> **YOUR TASK**:
All of the data must be printed exactly; please include every line.

## BEGIN RECORDS

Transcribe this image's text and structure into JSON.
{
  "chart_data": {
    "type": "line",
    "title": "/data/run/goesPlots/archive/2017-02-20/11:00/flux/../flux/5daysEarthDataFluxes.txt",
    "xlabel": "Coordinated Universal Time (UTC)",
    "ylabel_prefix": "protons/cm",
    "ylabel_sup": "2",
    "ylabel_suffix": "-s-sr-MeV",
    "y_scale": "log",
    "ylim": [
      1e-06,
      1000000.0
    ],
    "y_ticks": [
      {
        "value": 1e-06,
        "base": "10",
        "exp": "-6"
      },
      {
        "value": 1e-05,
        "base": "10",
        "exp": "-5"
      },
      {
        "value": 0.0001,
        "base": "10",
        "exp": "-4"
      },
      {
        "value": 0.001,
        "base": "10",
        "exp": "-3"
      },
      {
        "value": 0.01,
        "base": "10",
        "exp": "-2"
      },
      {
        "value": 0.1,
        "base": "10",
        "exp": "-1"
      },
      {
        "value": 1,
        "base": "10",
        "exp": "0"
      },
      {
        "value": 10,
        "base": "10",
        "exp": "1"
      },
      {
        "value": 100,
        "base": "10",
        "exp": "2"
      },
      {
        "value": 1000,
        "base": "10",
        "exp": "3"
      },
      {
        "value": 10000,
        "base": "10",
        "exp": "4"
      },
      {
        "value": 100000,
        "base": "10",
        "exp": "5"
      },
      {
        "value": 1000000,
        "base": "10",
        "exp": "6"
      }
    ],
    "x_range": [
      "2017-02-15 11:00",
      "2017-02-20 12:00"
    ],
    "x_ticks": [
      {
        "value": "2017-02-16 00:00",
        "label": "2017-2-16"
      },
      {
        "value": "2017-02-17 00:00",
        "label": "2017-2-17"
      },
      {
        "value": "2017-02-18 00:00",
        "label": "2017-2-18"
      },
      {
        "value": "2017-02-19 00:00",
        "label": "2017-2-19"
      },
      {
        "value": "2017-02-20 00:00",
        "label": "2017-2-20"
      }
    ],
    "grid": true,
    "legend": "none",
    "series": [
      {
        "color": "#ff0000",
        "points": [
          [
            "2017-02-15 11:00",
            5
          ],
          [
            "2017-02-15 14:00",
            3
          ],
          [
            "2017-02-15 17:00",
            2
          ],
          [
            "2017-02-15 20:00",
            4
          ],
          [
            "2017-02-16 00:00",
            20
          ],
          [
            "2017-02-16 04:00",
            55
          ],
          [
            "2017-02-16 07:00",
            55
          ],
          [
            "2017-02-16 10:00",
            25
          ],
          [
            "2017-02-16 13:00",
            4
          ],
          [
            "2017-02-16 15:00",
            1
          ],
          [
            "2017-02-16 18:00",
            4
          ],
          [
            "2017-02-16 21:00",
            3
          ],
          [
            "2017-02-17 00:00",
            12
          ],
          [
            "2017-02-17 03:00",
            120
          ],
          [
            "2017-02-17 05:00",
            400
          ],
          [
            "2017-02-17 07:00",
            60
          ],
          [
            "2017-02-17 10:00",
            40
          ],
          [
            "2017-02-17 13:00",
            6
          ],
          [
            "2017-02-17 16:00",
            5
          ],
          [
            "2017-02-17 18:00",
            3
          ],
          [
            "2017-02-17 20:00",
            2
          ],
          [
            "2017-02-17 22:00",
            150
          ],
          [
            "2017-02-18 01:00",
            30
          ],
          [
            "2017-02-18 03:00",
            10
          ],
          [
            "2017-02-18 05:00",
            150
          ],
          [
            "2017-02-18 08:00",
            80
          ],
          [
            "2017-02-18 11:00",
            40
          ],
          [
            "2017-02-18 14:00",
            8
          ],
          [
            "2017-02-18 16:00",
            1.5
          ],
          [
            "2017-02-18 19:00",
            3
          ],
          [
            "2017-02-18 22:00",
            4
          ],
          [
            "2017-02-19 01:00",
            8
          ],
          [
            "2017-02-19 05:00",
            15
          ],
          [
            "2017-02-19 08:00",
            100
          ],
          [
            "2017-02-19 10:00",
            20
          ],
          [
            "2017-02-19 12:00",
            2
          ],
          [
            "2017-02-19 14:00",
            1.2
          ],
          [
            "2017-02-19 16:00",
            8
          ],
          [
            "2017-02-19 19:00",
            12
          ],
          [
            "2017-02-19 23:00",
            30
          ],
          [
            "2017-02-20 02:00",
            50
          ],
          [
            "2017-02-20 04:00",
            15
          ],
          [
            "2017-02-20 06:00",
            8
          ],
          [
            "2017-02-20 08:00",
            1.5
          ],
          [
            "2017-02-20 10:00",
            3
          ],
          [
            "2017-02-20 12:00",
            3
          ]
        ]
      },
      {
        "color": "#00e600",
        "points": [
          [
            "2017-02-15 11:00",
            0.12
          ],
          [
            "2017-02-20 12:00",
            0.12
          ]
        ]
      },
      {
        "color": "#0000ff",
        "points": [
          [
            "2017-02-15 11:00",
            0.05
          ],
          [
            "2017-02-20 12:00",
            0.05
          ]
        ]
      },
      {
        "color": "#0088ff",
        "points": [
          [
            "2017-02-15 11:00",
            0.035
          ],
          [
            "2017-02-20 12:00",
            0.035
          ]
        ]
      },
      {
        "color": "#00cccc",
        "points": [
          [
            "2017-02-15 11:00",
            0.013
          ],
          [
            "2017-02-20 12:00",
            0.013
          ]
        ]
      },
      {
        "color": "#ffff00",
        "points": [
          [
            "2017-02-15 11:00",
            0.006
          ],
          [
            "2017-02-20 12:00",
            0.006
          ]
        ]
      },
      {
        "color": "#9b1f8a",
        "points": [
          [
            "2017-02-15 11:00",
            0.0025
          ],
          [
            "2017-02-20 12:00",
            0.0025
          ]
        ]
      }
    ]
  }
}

## END RECORDS

> **REPLY TO THE EXERCISE**:
Transcribe this image's text and structure into JSON.
{
  "chart_data": {
    "type": "line",
    "title": "/data/run/goesPlots/archive/2017-02-20/11:00/flux/../flux/5daysEarthDataFluxes.txt",
    "xlabel": "Coordinated Universal Time (UTC)",
    "ylabel_prefix": "protons/cm",
    "ylabel_sup": "2",
    "ylabel_suffix": "-s-sr-MeV",
    "y_scale": "log",
    "ylim": [
      1e-06,
      1000000.0
    ],
    "y_ticks": [
      {
        "value": 1e-06,
        "base": "10",
        "exp": "-6"
      },
      {
        "value": 1e-05,
        "base": "10",
        "exp": "-5"
      },
      {
        "value": 0.0001,
        "base": "10",
        "exp": "-4"
      },
      {
        "value": 0.001,
        "base": "10",
        "exp": "-3"
      },
      {
        "value": 0.01,
        "base": "10",
        "exp": "-2"
      },
      {
        "value": 0.1,
        "base": "10",
        "exp": "-1"
      },
      {
        "value": 1,
        "base": "10",
        "exp": "0"
      },
      {
        "value": 10,
        "base": "10",
        "exp": "1"
      },
      {
        "value": 100,
        "base": "10",
        "exp": "2"
      },
      {
        "value": 1000,
        "base": "10",
        "exp": "3"
      },
      {
        "value": 10000,
        "base": "10",
        "exp": "4"
      },
      {
        "value": 100000,
        "base": "10",
        "exp": "5"
      },
      {
        "value": 1000000,
        "base": "10",
        "exp": "6"
      }
    ],
    "x_range": [
      "2017-02-15 11:00",
      "2017-02-20 12:00"
    ],
    "x_ticks": [
      {
        "value": "2017-02-16 00:00",
        "label": "2017-2-16"
      },
      {
        "value": "2017-02-17 00:00",
        "label": "2017-2-17"
      },
      {
        "value": "2017-02-18 00:00",
        "label": "2017-2-18"
      },
      {
        "value": "2017-02-19 00:00",
        "label": "2017-2-19"
      },
      {
        "value": "2017-02-20 00:00",
        "label": "2017-2-20"
      }
    ],
    "grid": true,
    "legend": "none",
    "series": [
      {
        "color": "#ff0000",
        "points": [
          [
            "2017-02-15 11:00",
            5
          ],
          [
            "2017-02-15 14:00",
            3
          ],
          [
            "2017-02-15 17:00",
            2
          ],
          [
            "2017-02-15 20:00",
            4
          ],
          [
            "2017-02-16 00:00",
            20
          ],
          [
            "2017-02-16 04:00",
            55
          ],
          [
            "2017-02-16 07:00",
            55
          ],
          [
            "2017-02-16 10:00",
            25
          ],
          [
            "2017-02-16 13:00",
            4
          ],
          [
            "2017-02-16 15:00",
            1
          ],
          [
            "2017-02-16 18:00",
            4
          ],
          [
            "2017-02-16 21:00",
            3
          ],
          [
            "2017-02-17 00:00",
            12
          ],
          [
            "2017-02-17 03:00",
            120
          ],
          [
            "2017-02-17 05:00",
            400
          ],
          [
            "2017-02-17 07:00",
            60
          ],
          [
            "2017-02-17 10:00",
            40
          ],
          [
            "2017-02-17 13:00",
            6
          ],
          [
            "2017-02-17 16:00",
            5
          ],
          [
            "2017-02-17 18:00",
            3
          ],
          [
            "2017-02-17 20:00",
            2
          ],
          [
            "2017-02-17 22:00",
            150
          ],
          [
            "2017-02-18 01:00",
            30
          ],
          [
            "2017-02-18 03:00",
            10
          ],
          [
            "2017-02-18 05:00",
            150
          ],
          [
            "2017-02-18 08:00",
            80
          ],
          [
            "2017-02-18 11:00",
            40
          ],
          [
            "2017-02-18 14:00",
            8
          ],
          [
            "2017-02-18 16:00",
            1.5
          ],
          [
            "2017-02-18 19:00",
            3
          ],
          [
            "2017-02-18 22:00",
            4
          ],
          [
            "2017-02-19 01:00",
            8
          ],
          [
            "2017-02-19 05:00",
            15
          ],
          [
            "2017-02-19 08:00",
            100
          ],
          [
            "2017-02-19 10:00",
            20
          ],
          [
            "2017-02-19 12:00",
            2
          ],
          [
            "2017-02-19 14:00",
            1.2
          ],
          [
            "2017-02-19 16:00",
            8
          ],
          [
            "2017-02-19 19:00",
            12
          ],
          [
            "2017-02-19 23:00",
            30
          ],
          [
            "2017-02-20 02:00",
            50
          ],
          [
            "2017-02-20 04:00",
            15
          ],
          [
            "2017-02-20 06:00",
            8
          ],
          [
            "2017-02-20 08:00",
            1.5
          ],
          [
            "2017-02-20 10:00",
            3
          ],
          [
            "2017-02-20 12:00",
            3
          ]
        ]
      },
      {
        "color": "#00e600",
        "points": [
          [
            "2017-02-15 11:00",
            0.12
          ],
          [
            "2017-02-20 12:00",
            0.12
          ]
        ]
      },
      {
        "color": "#0000ff",
        "points": [
          [
            "2017-02-15 11:00",
            0.05
          ],
          [
            "2017-02-20 12:00",
            0.05
          ]
        ]
      },
      {
        "color": "#0088ff",
        "points": [
          [
            "2017-02-15 11:00",
            0.035
          ],
          [
            "2017-02-20 12:00",
            0.035
          ]
        ]
      },
      {
        "color": "#00cccc",
        "points": [
          [
            "2017-02-15 11:00",
            0.013
          ],
          [
            "2017-02-20 12:00",
            0.013
          ]
        ]
      },
      {
        "color": "#ffff00",
        "points": [
          [
            "2017-02-15 11:00",
            0.006
          ],
          [
            "2017-02-20 12:00",
            0.006
          ]
        ]
      },
      {
        "color": "#9b1f8a",
        "points": [
          [
            "2017-02-15 11:00",
            0.0025
          ],
          [
            "2017-02-20 12:00",
            0.0025
          ]
        ]
      }
    ]
  }
}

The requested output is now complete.